(課題のねらい)
以下の本文について、次の1.～3.の記述が本文と合うかどうかを判断してください。それぞれ「はい」か「いいえ」で答え、決め手となる本文の語句をそのまま引用すること。
1. カフェでは席に着く前に検温を求められた。
2. 花屋で選んだのはピンクのガーベラだった。
3. ブーケは息子から母に手渡された。

(本文抜粋)

===============

自分にできること

夫が2週間弱の休業に入った日、息子の勉強を見て、掃除をしてからものすごい勢いでシェアオフィスへ。その近くで開いていたカフェがあり、一組のお客さましか見えなかったので、短時間だけでもと思い、入店。席に着こうとすると、店員さんに止められ、「検温をお願いします。」と言われ驚きました。その徹底ぶりが有難く、「36.6度です。大丈夫そうです。」と伝えると安心してくれて。マスクも着用しており、アルコール消毒もして、いつもとは違うセルフサービスのスタイルになっていたので、お会計をしてから席に着きました。接触したのは、一人で切り盛りしていた店員さんだけ。自分にできることは限られているけど、小さくても経済を回すこと。ご迷惑にならない範囲で、いつもお世話になっている“カフェ”に返していく。それがこのサイト以外にできる、私のベストなのかなとも思っています。

両親の同居が始まり、落ち着いた頃に連絡をもらい、息子と出向くことに。近くのお店でシュークリームを買い、やっている花屋さんを思い出し、そこへ向かうと色とりどりの花を見てなんだか胸がいっぱいでした。花も生もの。頑張って咲いても、購入されないものは廃棄されてしまうんだろうなと。複雑な気持ちを抱えながら目に留まったのは、ガーベラのミニブーケ。ここは迷わずオレンジのガーベラを選びました。「このお花、まだつぼみのものもあるね。これから咲くのが楽しみだね!」「何色が咲くんだろう。おばあちゃん達、喜んでくれるといいね。」そう言いながら包んでもらったブーケ。『冒険心』、二人の新しい門出にふさわしい花言葉で贈りたい。

チャイムを押し、息子がブーケを後ろに持ち、出てきた母がかがんでハグ。「この間は、旗でのお見送りありがとう。」とってもいい表情をしていた母の未来は、明るいと思いました。そして、リビングに入ると相変わらず普通の父がいて、そのアンバランスを内心笑いながらも、二人にソファに座ってもらいました。せ~の!「ようこそ○○(うちの市)へ!これから二人で頑張ってね!」二人で練習した通りに言った後、息子から父にブーケを、私から母にシュークリームを渡すと感激してくれました。お父さん、頼んだよ。心の中で呟いた私の言葉、父に届いただろうか。あなた達の二十年、見てきたよ。それは空白ではなく、離れたからこそお互いの存在に感謝できた年月、そうであったと思えたからこそ、また同じ屋根の下で暮らすのだと信じたい。息子を間に挟み、スマホでパシャリ。この日を、この時を忘れないでいてね。

===============

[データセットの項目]
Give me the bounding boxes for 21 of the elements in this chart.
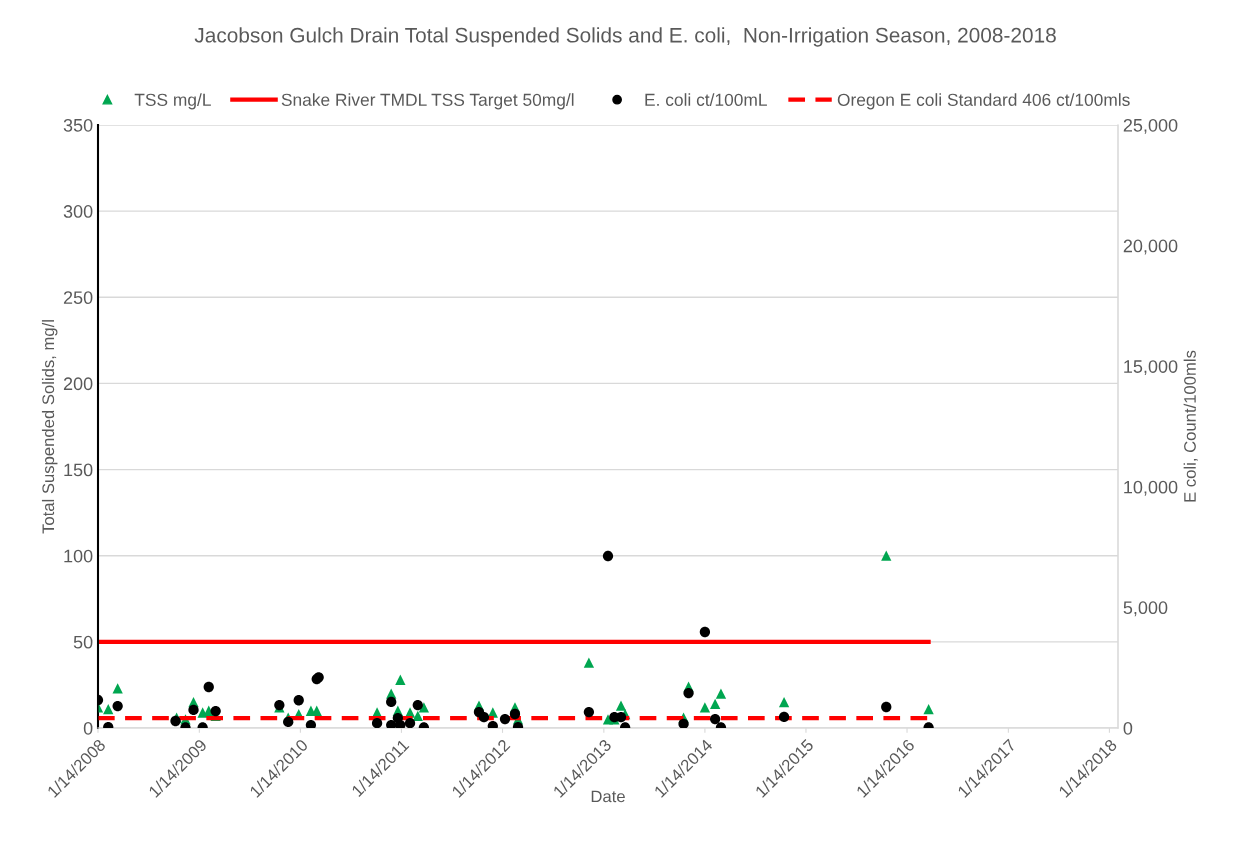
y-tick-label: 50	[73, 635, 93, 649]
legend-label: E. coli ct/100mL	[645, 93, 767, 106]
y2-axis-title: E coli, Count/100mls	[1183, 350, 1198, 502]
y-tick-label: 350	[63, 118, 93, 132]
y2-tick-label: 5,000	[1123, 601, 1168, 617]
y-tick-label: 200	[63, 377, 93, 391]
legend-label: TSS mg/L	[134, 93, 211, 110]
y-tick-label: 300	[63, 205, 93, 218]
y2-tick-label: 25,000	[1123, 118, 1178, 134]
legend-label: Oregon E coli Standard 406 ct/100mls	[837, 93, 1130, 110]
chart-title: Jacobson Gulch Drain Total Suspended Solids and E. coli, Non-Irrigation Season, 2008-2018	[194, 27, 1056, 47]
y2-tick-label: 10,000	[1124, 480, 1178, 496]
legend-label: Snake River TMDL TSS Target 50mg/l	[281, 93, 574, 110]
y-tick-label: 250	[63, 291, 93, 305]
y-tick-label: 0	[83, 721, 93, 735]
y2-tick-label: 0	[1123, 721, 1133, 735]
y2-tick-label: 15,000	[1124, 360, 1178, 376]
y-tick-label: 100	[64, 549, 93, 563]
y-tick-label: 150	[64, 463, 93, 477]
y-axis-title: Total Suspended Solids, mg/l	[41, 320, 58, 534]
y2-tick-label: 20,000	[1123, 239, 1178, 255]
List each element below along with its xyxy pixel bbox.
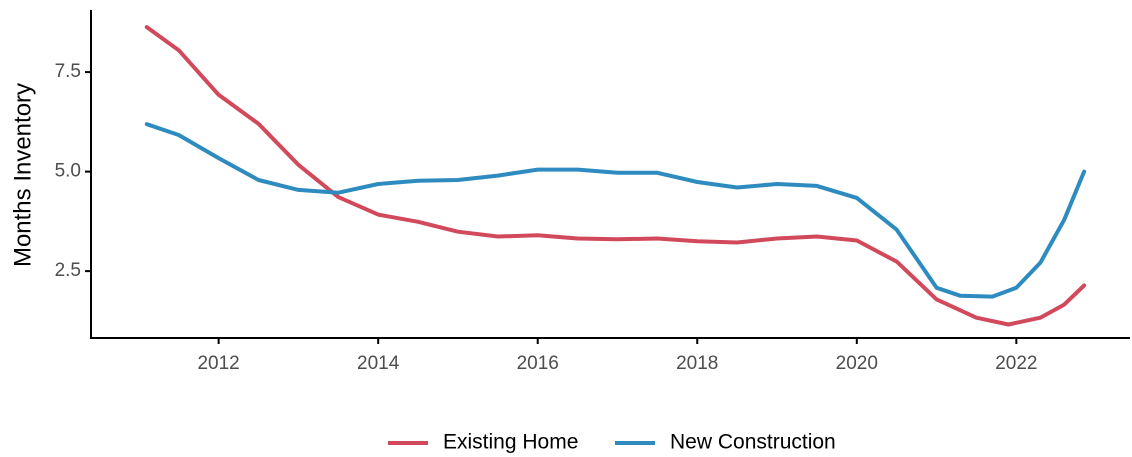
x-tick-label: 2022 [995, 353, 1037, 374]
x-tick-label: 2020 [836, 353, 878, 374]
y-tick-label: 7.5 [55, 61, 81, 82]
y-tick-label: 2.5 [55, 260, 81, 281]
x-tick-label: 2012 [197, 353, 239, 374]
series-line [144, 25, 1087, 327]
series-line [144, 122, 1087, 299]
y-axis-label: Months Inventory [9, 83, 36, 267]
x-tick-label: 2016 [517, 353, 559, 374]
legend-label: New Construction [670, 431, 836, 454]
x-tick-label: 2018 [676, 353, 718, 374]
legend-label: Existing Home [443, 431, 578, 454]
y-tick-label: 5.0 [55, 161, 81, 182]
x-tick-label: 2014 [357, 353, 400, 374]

===============

(問題の解答)
1. はい。『「検温をお願いします。」と言われ驚きました』
2. いいえ。「ここは迷わずオレンジのガーベラを選びました」
3. いいえ。「息子から父にブーケを、私から母にシュークリームを渡す」